→ Do this: Determine how many lines of the material hold the string "dingen" and reply with only that number.

(Dataset entries)

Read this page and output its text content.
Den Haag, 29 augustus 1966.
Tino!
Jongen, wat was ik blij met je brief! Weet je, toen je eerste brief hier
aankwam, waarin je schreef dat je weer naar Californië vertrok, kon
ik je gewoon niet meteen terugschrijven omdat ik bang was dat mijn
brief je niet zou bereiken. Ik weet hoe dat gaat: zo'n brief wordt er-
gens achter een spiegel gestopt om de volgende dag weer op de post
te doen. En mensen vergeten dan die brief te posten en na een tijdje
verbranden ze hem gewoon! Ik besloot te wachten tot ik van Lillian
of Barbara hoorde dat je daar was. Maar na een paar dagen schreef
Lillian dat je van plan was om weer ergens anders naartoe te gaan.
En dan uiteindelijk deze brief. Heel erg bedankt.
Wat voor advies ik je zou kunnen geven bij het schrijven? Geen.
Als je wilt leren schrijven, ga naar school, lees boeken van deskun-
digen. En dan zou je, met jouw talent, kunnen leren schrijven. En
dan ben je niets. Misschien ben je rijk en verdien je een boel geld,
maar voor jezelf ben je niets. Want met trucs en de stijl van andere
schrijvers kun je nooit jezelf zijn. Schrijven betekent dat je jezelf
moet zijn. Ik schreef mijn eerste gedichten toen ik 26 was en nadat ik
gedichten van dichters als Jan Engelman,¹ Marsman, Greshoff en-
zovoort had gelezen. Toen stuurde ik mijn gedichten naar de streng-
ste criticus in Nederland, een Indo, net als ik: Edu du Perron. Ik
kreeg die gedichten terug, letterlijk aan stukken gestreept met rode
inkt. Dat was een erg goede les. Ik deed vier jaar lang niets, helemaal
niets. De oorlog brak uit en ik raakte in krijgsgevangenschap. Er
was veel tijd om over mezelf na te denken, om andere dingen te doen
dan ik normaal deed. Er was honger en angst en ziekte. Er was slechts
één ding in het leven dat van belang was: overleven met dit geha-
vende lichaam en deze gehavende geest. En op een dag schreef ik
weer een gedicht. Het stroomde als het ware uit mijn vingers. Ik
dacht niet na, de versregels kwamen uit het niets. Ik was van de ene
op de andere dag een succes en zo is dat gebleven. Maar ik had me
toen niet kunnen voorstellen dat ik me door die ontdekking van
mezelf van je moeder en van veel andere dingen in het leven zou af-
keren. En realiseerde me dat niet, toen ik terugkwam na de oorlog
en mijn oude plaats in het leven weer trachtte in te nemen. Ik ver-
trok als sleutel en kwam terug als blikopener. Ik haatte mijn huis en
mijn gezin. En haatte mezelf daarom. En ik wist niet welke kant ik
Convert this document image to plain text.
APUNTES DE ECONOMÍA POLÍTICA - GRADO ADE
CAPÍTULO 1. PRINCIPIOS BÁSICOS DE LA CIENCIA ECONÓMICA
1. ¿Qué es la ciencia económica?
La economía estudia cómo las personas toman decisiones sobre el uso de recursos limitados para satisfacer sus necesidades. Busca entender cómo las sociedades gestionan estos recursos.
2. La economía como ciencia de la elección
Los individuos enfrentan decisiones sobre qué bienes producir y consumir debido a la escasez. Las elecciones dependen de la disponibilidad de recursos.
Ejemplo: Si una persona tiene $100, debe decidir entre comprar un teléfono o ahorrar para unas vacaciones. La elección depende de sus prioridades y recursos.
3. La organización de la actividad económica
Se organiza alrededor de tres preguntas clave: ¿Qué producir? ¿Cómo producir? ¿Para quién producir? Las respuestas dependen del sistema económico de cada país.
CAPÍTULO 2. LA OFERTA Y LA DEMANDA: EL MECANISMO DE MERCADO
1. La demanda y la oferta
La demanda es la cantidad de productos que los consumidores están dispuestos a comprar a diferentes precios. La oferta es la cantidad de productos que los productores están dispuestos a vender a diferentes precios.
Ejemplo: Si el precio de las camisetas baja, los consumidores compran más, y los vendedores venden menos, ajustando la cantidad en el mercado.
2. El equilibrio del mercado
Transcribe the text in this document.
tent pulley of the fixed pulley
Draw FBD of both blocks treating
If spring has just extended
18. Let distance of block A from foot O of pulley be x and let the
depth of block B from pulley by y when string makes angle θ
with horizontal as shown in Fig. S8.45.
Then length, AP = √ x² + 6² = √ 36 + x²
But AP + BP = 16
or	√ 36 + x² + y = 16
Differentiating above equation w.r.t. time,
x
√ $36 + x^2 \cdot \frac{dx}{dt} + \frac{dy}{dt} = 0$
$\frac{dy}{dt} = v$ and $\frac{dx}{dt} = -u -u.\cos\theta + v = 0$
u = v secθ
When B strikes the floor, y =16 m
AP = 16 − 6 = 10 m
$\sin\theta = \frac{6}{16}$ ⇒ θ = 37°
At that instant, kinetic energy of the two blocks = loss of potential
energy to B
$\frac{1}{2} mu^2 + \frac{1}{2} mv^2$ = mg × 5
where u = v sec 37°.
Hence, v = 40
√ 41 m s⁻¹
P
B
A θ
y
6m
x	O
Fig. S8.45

→ Solution for this exercise: 2